** Work instructions **
Repeat the listing below in full, exactly as it stands.

--- START OF Provided material ---

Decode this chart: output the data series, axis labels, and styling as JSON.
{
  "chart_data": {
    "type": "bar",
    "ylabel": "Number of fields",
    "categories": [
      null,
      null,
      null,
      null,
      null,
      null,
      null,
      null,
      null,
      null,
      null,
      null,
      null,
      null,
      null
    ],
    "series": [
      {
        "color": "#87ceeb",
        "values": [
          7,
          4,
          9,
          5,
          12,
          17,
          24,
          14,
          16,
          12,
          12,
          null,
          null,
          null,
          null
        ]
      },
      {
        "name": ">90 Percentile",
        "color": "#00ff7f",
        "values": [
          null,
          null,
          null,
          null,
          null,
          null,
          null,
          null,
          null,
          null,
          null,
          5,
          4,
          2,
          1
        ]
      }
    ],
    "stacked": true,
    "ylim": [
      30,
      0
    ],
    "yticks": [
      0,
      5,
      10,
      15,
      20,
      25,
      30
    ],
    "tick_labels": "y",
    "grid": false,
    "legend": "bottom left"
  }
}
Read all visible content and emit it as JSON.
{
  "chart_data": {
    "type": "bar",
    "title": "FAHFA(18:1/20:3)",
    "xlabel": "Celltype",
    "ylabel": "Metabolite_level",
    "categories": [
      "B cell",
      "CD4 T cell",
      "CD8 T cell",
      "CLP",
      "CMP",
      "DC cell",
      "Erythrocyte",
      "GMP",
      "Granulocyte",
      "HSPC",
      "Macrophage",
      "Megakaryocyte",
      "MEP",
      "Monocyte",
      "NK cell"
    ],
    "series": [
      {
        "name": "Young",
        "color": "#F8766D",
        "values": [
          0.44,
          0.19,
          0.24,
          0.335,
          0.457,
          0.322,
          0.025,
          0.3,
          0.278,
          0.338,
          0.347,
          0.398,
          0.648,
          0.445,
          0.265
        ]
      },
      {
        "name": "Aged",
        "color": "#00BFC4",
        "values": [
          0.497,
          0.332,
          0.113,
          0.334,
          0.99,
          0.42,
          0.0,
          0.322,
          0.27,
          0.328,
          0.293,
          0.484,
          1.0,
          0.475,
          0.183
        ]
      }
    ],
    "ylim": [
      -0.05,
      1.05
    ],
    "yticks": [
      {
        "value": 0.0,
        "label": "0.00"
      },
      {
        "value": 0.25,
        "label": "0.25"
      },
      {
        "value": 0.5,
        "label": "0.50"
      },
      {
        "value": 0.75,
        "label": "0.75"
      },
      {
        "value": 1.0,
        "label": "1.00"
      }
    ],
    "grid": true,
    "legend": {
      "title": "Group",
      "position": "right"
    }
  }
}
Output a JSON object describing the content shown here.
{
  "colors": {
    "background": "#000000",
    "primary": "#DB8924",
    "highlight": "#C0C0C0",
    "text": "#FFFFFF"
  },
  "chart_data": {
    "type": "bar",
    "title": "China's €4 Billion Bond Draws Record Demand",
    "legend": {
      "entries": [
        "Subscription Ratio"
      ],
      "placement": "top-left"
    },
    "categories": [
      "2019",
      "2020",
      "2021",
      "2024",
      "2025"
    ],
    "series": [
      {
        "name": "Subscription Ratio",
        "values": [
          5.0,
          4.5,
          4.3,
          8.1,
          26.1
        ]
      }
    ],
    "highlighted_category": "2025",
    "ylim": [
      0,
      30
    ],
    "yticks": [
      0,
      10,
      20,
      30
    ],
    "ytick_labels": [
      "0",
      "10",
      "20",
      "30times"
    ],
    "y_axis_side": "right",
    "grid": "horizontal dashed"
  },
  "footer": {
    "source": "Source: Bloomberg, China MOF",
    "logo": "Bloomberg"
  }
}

--- END OF Provided material ---

** Exercise output **
Decode this chart: output the data series, axis labels, and styling as JSON.
{
  "chart_data": {
    "type": "bar",
    "ylabel": "Number of fields",
    "categories": [
      null,
      null,
      null,
      null,
      null,
      null,
      null,
      null,
      null,
      null,
      null,
      null,
      null,
      null,
      null
    ],
    "series": [
      {
        "color": "#87ceeb",
        "values": [
          7,
          4,
          9,
          5,
          12,
          17,
          24,
          14,
          16,
          12,
          12,
          null,
          null,
          null,
          null
        ]
      },
      {
        "name": ">90 Percentile",
        "color": "#00ff7f",
        "values": [
          null,
          null,
          null,
          null,
          null,
          null,
          null,
          null,
          null,
          null,
          null,
          5,
          4,
          2,
          1
        ]
      }
    ],
    "stacked": true,
    "ylim": [
      30,
      0
    ],
    "yticks": [
      0,
      5,
      10,
      15,
      20,
      25,
      30
    ],
    "tick_labels": "y",
    "grid": false,
    "legend": "bottom left"
  }
}
Read all visible content and emit it as JSON.
{
  "chart_data": {
    "type": "bar",
    "title": "FAHFA(18:1/20:3)",
    "xlabel": "Celltype",
    "ylabel": "Metabolite_level",
    "categories": [
      "B cell",
      "CD4 T cell",
      "CD8 T cell",
      "CLP",
      "CMP",
      "DC cell",
      "Erythrocyte",
      "GMP",
      "Granulocyte",
      "HSPC",
      "Macrophage",
      "Megakaryocyte",
      "MEP",
      "Monocyte",
      "NK cell"
    ],
    "series": [
      {
        "name": "Young",
        "color": "#F8766D",
        "values": [
          0.44,
          0.19,
          0.24,
          0.335,
          0.457,
          0.322,
          0.025,
          0.3,
          0.278,
          0.338,
          0.347,
          0.398,
          0.648,
          0.445,
          0.265
        ]
      },
      {
        "name": "Aged",
        "color": "#00BFC4",
        "values": [
          0.497,
          0.332,
          0.113,
          0.334,
          0.99,
          0.42,
          0.0,
          0.322,
          0.27,
          0.328,
          0.293,
          0.484,
          1.0,
          0.475,
          0.183
        ]
      }
    ],
    "ylim": [
      -0.05,
      1.05
    ],
    "yticks": [
      {
        "value": 0.0,
        "label": "0.00"
      },
      {
        "value": 0.25,
        "label": "0.25"
      },
      {
        "value": 0.5,
        "label": "0.50"
      },
      {
        "value": 0.75,
        "label": "0.75"
      },
      {
        "value": 1.0,
        "label": "1.00"
      }
    ],
    "grid": true,
    "legend": {
      "title": "Group",
      "position": "right"
    }
  }
}
Output a JSON object describing the content shown here.
{
  "colors": {
    "background": "#000000",
    "primary": "#DB8924",
    "highlight": "#C0C0C0",
    "text": "#FFFFFF"
  },
  "chart_data": {
    "type": "bar",
    "title": "China's €4 Billion Bond Draws Record Demand",
    "legend": {
      "entries": [
        "Subscription Ratio"
      ],
      "placement": "top-left"
    },
    "categories": [
      "2019",
      "2020",
      "2021",
      "2024",
      "2025"
    ],
    "series": [
      {
        "name": "Subscription Ratio",
        "values": [
          5.0,
          4.5,
          4.3,
          8.1,
          26.1
        ]
      }
    ],
    "highlighted_category": "2025",
    "ylim": [
      0,
      30
    ],
    "yticks": [
      0,
      10,
      20,
      30
    ],
    "ytick_labels": [
      "0",
      "10",
      "20",
      "30times"
    ],
    "y_axis_side": "right",
    "grid": "horizontal dashed"
  },
  "footer": {
    "source": "Source: Bloomberg, China MOF",
    "logo": "Bloomberg"
  }
}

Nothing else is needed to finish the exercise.